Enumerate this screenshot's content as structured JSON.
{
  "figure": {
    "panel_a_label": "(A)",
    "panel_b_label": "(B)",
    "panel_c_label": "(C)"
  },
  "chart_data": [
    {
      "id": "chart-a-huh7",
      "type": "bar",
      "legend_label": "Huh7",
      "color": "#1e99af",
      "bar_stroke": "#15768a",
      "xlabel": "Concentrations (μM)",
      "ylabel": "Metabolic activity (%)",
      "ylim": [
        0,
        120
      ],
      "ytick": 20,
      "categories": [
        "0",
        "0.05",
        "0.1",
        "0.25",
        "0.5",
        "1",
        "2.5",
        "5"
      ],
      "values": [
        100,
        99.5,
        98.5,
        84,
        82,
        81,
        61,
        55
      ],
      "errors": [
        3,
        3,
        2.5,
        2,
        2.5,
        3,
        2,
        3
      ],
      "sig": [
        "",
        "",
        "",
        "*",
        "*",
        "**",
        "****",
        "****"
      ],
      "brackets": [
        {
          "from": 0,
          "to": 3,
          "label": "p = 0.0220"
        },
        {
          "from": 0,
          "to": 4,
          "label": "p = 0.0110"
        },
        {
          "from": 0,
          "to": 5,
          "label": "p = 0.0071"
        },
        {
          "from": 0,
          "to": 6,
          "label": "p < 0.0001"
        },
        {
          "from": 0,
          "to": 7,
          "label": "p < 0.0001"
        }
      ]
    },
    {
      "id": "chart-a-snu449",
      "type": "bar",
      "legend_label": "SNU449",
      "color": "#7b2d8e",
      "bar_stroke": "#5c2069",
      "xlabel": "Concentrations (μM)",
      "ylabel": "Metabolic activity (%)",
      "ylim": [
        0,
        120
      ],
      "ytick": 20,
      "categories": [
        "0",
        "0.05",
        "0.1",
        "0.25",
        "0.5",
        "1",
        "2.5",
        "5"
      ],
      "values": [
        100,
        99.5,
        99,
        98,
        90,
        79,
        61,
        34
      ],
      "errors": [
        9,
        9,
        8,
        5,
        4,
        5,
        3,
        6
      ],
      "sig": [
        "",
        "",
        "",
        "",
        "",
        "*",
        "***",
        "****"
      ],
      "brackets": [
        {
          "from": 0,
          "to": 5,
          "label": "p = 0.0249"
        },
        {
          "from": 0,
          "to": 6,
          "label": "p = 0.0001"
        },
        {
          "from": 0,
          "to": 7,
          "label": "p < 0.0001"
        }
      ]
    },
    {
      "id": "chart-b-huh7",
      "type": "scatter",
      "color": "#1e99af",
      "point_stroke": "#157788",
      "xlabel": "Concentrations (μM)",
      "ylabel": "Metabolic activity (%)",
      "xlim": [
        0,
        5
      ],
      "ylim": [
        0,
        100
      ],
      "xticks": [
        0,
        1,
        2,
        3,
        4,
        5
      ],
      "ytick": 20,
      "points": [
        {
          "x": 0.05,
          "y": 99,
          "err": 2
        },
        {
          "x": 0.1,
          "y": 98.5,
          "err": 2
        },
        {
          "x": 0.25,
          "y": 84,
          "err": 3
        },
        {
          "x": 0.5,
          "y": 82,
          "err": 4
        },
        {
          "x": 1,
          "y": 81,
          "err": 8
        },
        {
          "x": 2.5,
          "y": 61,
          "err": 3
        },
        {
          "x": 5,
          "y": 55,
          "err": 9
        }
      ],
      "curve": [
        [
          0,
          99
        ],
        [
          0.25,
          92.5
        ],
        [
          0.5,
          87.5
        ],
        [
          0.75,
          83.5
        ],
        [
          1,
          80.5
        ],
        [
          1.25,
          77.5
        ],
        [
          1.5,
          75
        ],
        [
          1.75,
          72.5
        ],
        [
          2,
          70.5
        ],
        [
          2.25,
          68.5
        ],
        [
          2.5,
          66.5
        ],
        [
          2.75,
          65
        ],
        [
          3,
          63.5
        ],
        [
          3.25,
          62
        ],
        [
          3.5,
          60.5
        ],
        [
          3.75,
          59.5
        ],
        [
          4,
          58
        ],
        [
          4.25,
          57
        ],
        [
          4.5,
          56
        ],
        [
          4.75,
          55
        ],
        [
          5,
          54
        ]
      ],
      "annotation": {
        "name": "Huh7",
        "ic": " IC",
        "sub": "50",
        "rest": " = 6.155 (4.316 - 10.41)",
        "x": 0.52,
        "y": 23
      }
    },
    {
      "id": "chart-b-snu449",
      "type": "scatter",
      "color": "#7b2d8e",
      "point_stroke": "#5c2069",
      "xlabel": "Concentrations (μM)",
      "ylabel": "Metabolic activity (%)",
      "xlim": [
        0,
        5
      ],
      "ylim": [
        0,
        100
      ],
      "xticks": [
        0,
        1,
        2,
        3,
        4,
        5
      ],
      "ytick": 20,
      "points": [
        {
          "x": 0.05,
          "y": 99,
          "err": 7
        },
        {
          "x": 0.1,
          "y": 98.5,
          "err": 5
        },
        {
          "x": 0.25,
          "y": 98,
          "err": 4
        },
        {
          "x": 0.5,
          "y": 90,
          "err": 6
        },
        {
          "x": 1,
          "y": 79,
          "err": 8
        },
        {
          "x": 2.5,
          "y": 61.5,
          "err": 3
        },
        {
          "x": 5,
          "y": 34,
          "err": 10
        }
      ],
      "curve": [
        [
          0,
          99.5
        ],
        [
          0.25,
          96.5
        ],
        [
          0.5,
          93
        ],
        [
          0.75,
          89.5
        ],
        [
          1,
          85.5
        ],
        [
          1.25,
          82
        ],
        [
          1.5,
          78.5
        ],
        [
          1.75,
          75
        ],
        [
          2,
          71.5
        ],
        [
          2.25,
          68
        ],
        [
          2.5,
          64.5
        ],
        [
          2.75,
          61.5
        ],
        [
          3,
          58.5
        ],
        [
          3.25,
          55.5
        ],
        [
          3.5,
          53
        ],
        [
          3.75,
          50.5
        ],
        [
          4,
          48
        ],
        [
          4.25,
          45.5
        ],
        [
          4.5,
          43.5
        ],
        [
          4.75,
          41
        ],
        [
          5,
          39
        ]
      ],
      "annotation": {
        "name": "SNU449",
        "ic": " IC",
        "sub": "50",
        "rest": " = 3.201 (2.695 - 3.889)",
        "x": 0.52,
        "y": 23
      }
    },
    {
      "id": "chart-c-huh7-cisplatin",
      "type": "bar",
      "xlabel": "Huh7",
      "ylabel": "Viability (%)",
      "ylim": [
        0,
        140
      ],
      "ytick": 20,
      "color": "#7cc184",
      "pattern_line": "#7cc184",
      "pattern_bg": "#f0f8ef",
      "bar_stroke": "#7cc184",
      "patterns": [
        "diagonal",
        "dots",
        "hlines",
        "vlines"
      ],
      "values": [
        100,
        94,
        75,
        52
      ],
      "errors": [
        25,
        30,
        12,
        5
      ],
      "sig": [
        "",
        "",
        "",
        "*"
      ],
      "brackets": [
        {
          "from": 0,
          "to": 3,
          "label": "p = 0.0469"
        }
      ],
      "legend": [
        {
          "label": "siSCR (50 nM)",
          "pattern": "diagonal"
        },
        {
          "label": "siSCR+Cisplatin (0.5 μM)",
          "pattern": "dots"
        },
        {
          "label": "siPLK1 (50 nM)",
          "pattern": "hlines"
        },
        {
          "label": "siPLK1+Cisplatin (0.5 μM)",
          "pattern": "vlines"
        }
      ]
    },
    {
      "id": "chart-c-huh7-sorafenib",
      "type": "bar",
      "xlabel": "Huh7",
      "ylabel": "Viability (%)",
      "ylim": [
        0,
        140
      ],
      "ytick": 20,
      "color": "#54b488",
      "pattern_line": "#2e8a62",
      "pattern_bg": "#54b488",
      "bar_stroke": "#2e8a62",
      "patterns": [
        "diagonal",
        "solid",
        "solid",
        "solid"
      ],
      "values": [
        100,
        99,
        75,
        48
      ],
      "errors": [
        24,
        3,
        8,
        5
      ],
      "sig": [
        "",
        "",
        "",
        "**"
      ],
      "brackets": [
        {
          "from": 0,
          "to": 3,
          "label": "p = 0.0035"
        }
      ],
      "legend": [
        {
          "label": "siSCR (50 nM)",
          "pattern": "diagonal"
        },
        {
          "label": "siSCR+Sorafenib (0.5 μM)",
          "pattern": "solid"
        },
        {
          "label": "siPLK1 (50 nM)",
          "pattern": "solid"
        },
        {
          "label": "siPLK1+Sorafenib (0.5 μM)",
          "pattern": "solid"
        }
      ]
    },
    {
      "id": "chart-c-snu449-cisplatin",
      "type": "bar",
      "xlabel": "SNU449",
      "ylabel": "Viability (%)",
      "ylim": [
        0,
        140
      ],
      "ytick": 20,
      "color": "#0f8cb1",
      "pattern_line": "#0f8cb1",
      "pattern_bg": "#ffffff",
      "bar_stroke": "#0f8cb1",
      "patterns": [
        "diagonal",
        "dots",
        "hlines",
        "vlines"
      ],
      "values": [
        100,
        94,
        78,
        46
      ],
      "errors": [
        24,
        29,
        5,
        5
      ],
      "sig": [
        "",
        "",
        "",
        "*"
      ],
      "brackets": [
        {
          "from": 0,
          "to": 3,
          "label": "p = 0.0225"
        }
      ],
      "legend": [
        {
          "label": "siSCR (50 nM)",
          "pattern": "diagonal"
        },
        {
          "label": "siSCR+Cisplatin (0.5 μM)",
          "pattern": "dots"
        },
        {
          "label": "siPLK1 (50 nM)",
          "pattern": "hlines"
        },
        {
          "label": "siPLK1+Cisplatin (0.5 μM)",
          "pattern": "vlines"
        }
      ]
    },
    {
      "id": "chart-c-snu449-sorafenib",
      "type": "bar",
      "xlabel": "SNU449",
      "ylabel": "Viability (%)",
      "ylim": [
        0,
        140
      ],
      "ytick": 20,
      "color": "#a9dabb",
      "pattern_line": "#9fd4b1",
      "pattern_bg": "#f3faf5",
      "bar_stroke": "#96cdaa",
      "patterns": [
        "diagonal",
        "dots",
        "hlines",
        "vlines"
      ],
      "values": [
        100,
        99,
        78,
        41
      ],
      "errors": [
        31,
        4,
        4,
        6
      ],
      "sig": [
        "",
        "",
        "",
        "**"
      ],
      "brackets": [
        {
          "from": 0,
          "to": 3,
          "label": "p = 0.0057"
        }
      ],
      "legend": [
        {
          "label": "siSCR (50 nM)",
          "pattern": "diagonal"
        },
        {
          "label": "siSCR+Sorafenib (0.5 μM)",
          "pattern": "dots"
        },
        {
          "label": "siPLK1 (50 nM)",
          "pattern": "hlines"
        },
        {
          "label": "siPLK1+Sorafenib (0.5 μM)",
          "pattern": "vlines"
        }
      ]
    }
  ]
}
◇ ◇ ◇ ◇
WHAT YOU NEED TO DO >> Each line that holds the word "rest" should be extracted from the records.

COMPLETE ANSWER >>
        "rest": " = 6.155 (4.316 - 10.41)",
        "rest": " = 3.201 (2.695 - 3.889)",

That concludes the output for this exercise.